● The problem
Omit all pictures. Quote only the lines from the one with "Enumerate this screenshot's" through the end of the material below.

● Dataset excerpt
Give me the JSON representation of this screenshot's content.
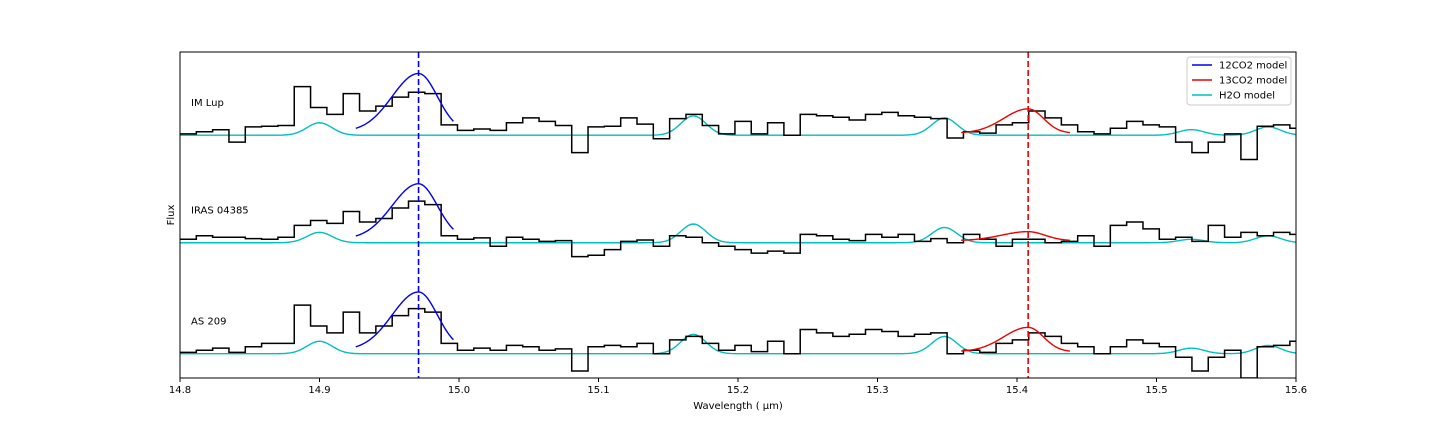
{
  "chart_data": {
    "type": "line",
    "title": "",
    "xlabel": "Wavelength ( μm)",
    "ylabel": "Flux",
    "xlim": [
      14.8,
      15.6
    ],
    "ylim": [
      0,
      4.7
    ],
    "xticks": [
      "14.8",
      "14.9",
      "15.0",
      "15.1",
      "15.2",
      "15.3",
      "15.4",
      "15.5",
      "15.6"
    ],
    "yticks": [],
    "grid": false,
    "legend_placement": "top-right",
    "colors": {
      "observed": "#000000",
      "co2_12": "#0000ee",
      "co2_13": "#ee0000",
      "h2o": "#00bfbf"
    },
    "legend": [
      {
        "label": "12CO2 model",
        "color": "#0000ee"
      },
      {
        "label": "13CO2 model",
        "color": "#ee0000"
      },
      {
        "label": "H2O model",
        "color": "#00bfbf"
      }
    ],
    "vlines": [
      {
        "x": 14.971,
        "color": "#0000ee",
        "style": "dashed"
      },
      {
        "x": 15.408,
        "color": "#ee0000",
        "style": "dashed"
      }
    ],
    "spectra": [
      {
        "name": "IM Lup",
        "offset": 3.5,
        "observed_step": {
          "x_start": 14.8,
          "x_step": 0.0117,
          "values": [
            0.02,
            0.05,
            0.08,
            -0.1,
            0.12,
            0.13,
            0.14,
            0.7,
            0.4,
            0.3,
            0.6,
            0.35,
            0.42,
            0.55,
            0.62,
            0.6,
            0.15,
            0.07,
            0.09,
            0.07,
            0.18,
            0.25,
            0.2,
            0.14,
            -0.25,
            0.12,
            0.13,
            0.25,
            0.16,
            -0.05,
            0.24,
            0.3,
            0.14,
            0.02,
            0.2,
            0.02,
            0.18,
            0.0,
            0.3,
            0.28,
            0.26,
            0.22,
            0.3,
            0.33,
            0.28,
            0.26,
            0.24,
            -0.04,
            0.05,
            0.03,
            0.15,
            0.18,
            0.35,
            0.25,
            0.15,
            0.05,
            0.02,
            0.1,
            0.2,
            0.15,
            0.12,
            -0.1,
            -0.25,
            -0.1,
            0.02,
            -0.35,
            0.13,
            0.15,
            0.1,
            0.0
          ]
        },
        "co2_12_model": {
          "center": 14.971,
          "amplitude": 0.84,
          "sigma": 0.0135
        },
        "co2_13_model": {
          "center": 15.408,
          "amplitude": 0.35,
          "sigma": 0.011
        },
        "h2o_model": {
          "baseline": 0.0,
          "peaks": [
            [
              14.9,
              0.18
            ],
            [
              15.168,
              0.28
            ],
            [
              15.348,
              0.25
            ],
            [
              15.525,
              0.08
            ],
            [
              15.58,
              0.12
            ]
          ]
        }
      },
      {
        "name": "IRAS 04385",
        "offset": 1.95,
        "observed_step": {
          "x_start": 14.8,
          "x_step": 0.0117,
          "values": [
            0.05,
            0.1,
            0.08,
            0.08,
            0.06,
            0.05,
            0.08,
            0.25,
            0.32,
            0.28,
            0.45,
            0.3,
            0.35,
            0.5,
            0.6,
            0.55,
            0.1,
            0.05,
            0.07,
            -0.05,
            0.08,
            0.05,
            0.02,
            0.03,
            -0.2,
            -0.18,
            -0.1,
            0.02,
            0.04,
            -0.05,
            0.1,
            0.08,
            0.0,
            -0.05,
            -0.1,
            -0.15,
            -0.12,
            -0.15,
            0.12,
            0.1,
            0.05,
            0.03,
            0.12,
            0.08,
            0.12,
            0.02,
            0.06,
            0.0,
            0.12,
            0.05,
            -0.05,
            0.05,
            0.05,
            0.0,
            0.02,
            0.1,
            -0.05,
            0.25,
            0.3,
            0.2,
            0.05,
            0.08,
            0.02,
            0.25,
            0.08,
            0.15,
            0.1,
            0.15,
            0.12,
            0.05
          ]
        },
        "co2_12_model": {
          "center": 14.971,
          "amplitude": 0.8,
          "sigma": 0.0135
        },
        "co2_13_model": {
          "center": 15.408,
          "amplitude": 0.13,
          "sigma": 0.012
        },
        "h2o_model": {
          "baseline": 0.0,
          "peaks": [
            [
              14.9,
              0.15
            ],
            [
              15.168,
              0.27
            ],
            [
              15.348,
              0.22
            ],
            [
              15.525,
              0.05
            ],
            [
              15.58,
              0.1
            ]
          ]
        }
      },
      {
        "name": "AS 209",
        "offset": 0.35,
        "observed_step": {
          "x_start": 14.8,
          "x_step": 0.0117,
          "values": [
            0.02,
            0.05,
            0.08,
            0.02,
            0.1,
            0.15,
            0.15,
            0.7,
            0.4,
            0.3,
            0.6,
            0.3,
            0.4,
            0.55,
            0.65,
            0.6,
            0.15,
            0.05,
            0.08,
            0.05,
            0.12,
            0.1,
            0.05,
            0.07,
            -0.25,
            0.1,
            0.12,
            0.1,
            0.15,
            0.0,
            0.2,
            0.25,
            0.15,
            0.05,
            0.12,
            0.03,
            0.18,
            0.0,
            0.35,
            0.3,
            0.25,
            0.28,
            0.35,
            0.32,
            0.25,
            0.28,
            0.3,
            0.0,
            0.05,
            0.02,
            0.15,
            0.2,
            0.3,
            0.25,
            0.15,
            0.1,
            0.0,
            0.1,
            0.2,
            0.15,
            0.1,
            -0.05,
            -0.25,
            -0.05,
            0.05,
            -0.35,
            0.1,
            0.12,
            0.18,
            0.05
          ]
        },
        "co2_12_model": {
          "center": 14.971,
          "amplitude": 0.84,
          "sigma": 0.0135
        },
        "co2_13_model": {
          "center": 15.408,
          "amplitude": 0.35,
          "sigma": 0.011
        },
        "h2o_model": {
          "baseline": 0.0,
          "peaks": [
            [
              14.9,
              0.18
            ],
            [
              15.168,
              0.28
            ],
            [
              15.348,
              0.25
            ],
            [
              15.525,
              0.08
            ],
            [
              15.58,
              0.12
            ]
          ]
        }
      }
    ]
  }
}
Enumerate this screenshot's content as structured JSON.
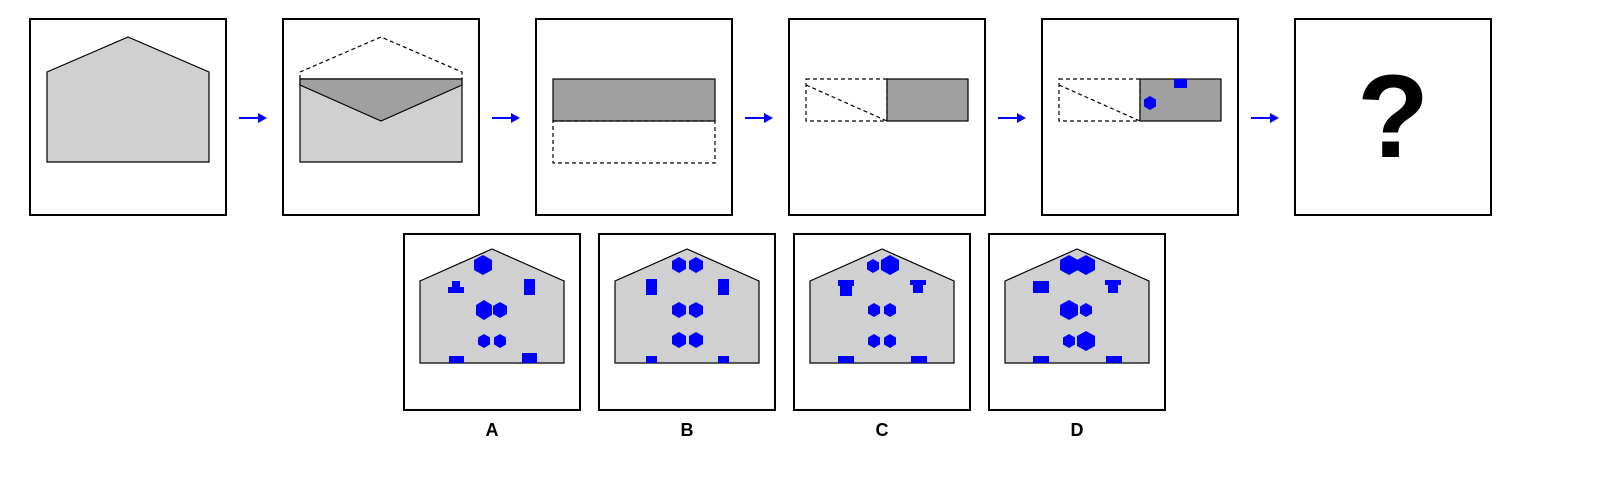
{
  "sequence": {
    "question_mark": "?",
    "steps": [
      "envelope-closed",
      "envelope-opened-flap",
      "folded-rectangle",
      "folded-half",
      "half-with-punched-holes",
      "unknown"
    ]
  },
  "options": [
    {
      "label": "A"
    },
    {
      "label": "B"
    },
    {
      "label": "C"
    },
    {
      "label": "D"
    }
  ],
  "colors": {
    "paper": "#d0d0d0",
    "fold_dark": "#a0a0a0",
    "hole": "#0000ff",
    "arrow": "#0000ff",
    "outline": "#000000"
  }
}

● Written answer
Enumerate this screenshot's content as structured JSON.
{
  "sequence": {
    "question_mark": "?",
    "steps": [
      "envelope-closed",
      "envelope-opened-flap",
      "folded-rectangle",
      "folded-half",
      "half-with-punched-holes",
      "unknown"
    ]
  },
  "options": [
    {
      "label": "A"
    },
    {
      "label": "B"
    },
    {
      "label": "C"
    },
    {
      "label": "D"
    }
  ],
  "colors": {
    "paper": "#d0d0d0",
    "fold_dark": "#a0a0a0",
    "hole": "#0000ff",
    "arrow": "#0000ff",
    "outline": "#000000"
  }
}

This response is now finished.